Review the listing and copy each line that holds the word "ремонту".
((
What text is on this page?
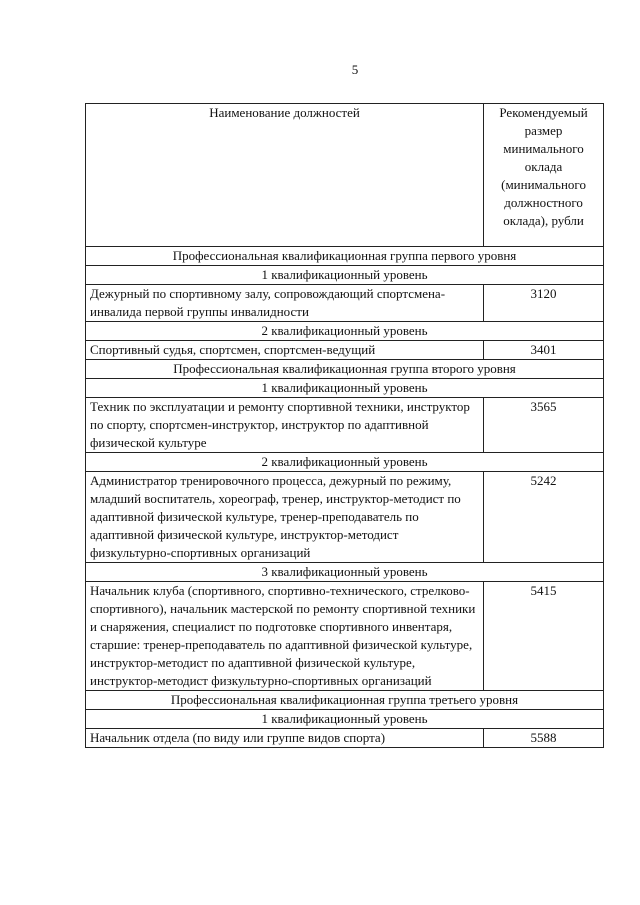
5
Наименование должностей	Рекомендуемый размер минимального оклада (минимального должностного оклада), рубли
Профессиональная квалификационная группа первого уровня	
1 квалификационный уровень	
Дежурный по спортивному залу, сопровождающий спортсмена-инвалида первой группы инвалидности	3120
2 квалификационный уровень	
Спортивный судья, спортсмен, спортсмен-ведущий	3401
Профессиональная квалификационная группа второго уровня	
1 квалификационный уровень	
Техник по эксплуатации и ремонту спортивной техники, инструктор по спорту, спортсмен-инструктор, инструктор по адаптивной физической культуре	3565
2 квалификационный уровень	
Администратор тренировочного процесса, дежурный по режиму, младший воспитатель, хореограф, тренер, инструктор-методист по адаптивной физической культуре, тренер-преподаватель по адаптивной физической культуре, инструктор-методист физкультурно-спортивных организаций	5242
3 квалификационный уровень	
Начальник клуба (спортивного, спортивно-технического, стрелково-спортивного), начальник мастерской по ремонту спортивной техники и снаряжения, специалист по подготовке спортивного инвентаря, старшие: тренер-преподаватель по адаптивной физической культуре, инструктор-методист по адаптивной физической культуре, инструктор-методист физкультурно-спортивных организаций	5415
Профессиональная квалификационная группа третьего уровня	
1 квалификационный уровень	
Начальник отдела (по виду или группе видов спорта)	5588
))
■ Solution to this exercise ■
Техник по эксплуатации и ремонту спортивной техники, инструктор по спорту, спортсмен-инструктор, инструктор по адаптивной физической культуре	3565
Начальник клуба (спортивного, спортивно-технического, стрелково-спортивного), начальник мастерской по ремонту спортивной техники и снаряжения, специалист по подготовке спортивного инвентаря, старшие: тренер-преподаватель по адаптивной физической культуре, инструктор-методист по адаптивной физической культуре, инструктор-методист физкультурно-спортивных организаций	5415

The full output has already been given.